## Dataset entries on figures
□ □ □ □
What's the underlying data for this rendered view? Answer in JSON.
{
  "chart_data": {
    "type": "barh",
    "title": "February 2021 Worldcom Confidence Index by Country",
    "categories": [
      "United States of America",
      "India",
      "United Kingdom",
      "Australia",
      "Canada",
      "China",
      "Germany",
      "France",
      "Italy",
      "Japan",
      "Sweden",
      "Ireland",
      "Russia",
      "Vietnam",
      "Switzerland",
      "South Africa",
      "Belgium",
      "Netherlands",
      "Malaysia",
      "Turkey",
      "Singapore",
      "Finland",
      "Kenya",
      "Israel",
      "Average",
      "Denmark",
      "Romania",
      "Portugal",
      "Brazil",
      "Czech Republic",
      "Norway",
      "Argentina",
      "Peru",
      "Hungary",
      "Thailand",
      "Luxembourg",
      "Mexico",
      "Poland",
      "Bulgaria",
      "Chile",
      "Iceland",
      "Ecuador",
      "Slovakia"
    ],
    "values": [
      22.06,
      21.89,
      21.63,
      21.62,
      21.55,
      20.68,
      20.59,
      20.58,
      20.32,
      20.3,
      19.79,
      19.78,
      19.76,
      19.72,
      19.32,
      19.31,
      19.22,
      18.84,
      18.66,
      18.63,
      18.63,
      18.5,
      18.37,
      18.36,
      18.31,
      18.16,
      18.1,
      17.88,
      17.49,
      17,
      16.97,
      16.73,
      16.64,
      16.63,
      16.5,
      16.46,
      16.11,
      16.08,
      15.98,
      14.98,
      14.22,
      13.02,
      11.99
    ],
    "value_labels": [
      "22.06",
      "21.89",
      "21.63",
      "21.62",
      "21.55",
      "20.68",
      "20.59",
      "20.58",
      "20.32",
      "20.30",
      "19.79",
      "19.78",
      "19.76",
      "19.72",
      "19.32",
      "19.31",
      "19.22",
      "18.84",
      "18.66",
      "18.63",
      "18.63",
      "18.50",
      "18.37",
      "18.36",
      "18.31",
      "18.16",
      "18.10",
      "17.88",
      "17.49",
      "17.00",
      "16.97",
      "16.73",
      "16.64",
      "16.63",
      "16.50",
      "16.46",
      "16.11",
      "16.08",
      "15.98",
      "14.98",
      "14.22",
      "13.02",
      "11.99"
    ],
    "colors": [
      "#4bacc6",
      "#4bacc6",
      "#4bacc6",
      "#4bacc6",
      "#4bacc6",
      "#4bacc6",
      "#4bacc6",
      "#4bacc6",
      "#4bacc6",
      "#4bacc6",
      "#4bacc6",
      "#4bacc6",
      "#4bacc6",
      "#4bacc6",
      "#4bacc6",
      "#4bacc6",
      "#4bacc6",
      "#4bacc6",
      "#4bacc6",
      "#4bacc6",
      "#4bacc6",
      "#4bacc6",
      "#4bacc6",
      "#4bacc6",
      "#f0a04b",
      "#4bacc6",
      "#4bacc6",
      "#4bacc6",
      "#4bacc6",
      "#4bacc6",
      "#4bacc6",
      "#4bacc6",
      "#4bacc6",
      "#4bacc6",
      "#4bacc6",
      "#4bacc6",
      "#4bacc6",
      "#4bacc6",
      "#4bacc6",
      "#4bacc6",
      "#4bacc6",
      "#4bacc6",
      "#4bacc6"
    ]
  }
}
□ □ □ □
## EXERCISE DETAILS
Copy out each line of the material that holds the word "United".

## EXERCISE SOLUTION
      "United States of America",
      "United Kingdom",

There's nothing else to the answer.